Collection entries
● ● ●

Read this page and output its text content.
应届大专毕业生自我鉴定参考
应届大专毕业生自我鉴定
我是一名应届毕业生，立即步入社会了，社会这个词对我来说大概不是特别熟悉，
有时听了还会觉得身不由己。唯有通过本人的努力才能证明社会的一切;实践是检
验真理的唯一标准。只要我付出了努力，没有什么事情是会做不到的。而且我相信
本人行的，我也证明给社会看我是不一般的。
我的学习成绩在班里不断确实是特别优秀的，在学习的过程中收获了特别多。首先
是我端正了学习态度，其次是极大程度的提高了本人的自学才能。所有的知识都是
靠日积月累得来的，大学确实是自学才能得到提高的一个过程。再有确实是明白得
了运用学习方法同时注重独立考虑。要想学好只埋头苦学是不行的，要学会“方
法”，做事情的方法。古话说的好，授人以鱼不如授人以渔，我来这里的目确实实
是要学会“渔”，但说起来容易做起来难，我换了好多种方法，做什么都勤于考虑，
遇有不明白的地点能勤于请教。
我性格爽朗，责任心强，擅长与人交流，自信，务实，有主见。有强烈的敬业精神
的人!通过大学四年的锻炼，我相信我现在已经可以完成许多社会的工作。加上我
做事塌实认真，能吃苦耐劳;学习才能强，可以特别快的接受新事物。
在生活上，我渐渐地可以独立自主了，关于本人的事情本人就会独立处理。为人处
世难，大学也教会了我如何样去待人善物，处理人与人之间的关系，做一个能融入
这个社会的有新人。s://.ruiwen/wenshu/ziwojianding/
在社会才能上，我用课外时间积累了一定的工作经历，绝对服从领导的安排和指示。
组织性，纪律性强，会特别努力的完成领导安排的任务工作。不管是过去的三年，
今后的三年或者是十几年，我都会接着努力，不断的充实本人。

● ● ●

AIM
Reproduce each line of the material above precisely.

RESULT FOR THIS EXERCISE
Read this page and output its text content.
应届大专毕业生自我鉴定参考
应届大专毕业生自我鉴定
我是一名应届毕业生，立即步入社会了，社会这个词对我来说大概不是特别熟悉，
有时听了还会觉得身不由己。唯有通过本人的努力才能证明社会的一切;实践是检
验真理的唯一标准。只要我付出了努力，没有什么事情是会做不到的。而且我相信
本人行的，我也证明给社会看我是不一般的。
我的学习成绩在班里不断确实是特别优秀的，在学习的过程中收获了特别多。首先
是我端正了学习态度，其次是极大程度的提高了本人的自学才能。所有的知识都是
靠日积月累得来的，大学确实是自学才能得到提高的一个过程。再有确实是明白得
了运用学习方法同时注重独立考虑。要想学好只埋头苦学是不行的，要学会“方
法”，做事情的方法。古话说的好，授人以鱼不如授人以渔，我来这里的目确实实
是要学会“渔”，但说起来容易做起来难，我换了好多种方法，做什么都勤于考虑，
遇有不明白的地点能勤于请教。
我性格爽朗，责任心强，擅长与人交流，自信，务实，有主见。有强烈的敬业精神
的人!通过大学四年的锻炼，我相信我现在已经可以完成许多社会的工作。加上我
做事塌实认真，能吃苦耐劳;学习才能强，可以特别快的接受新事物。
在生活上，我渐渐地可以独立自主了，关于本人的事情本人就会独立处理。为人处
世难，大学也教会了我如何样去待人善物，处理人与人之间的关系，做一个能融入
这个社会的有新人。s://.ruiwen/wenshu/ziwojianding/
在社会才能上，我用课外时间积累了一定的工作经历，绝对服从领导的安排和指示。
组织性，纪律性强，会特别努力的完成领导安排的任务工作。不管是过去的三年，
今后的三年或者是十几年，我都会接着努力，不断的充实本人。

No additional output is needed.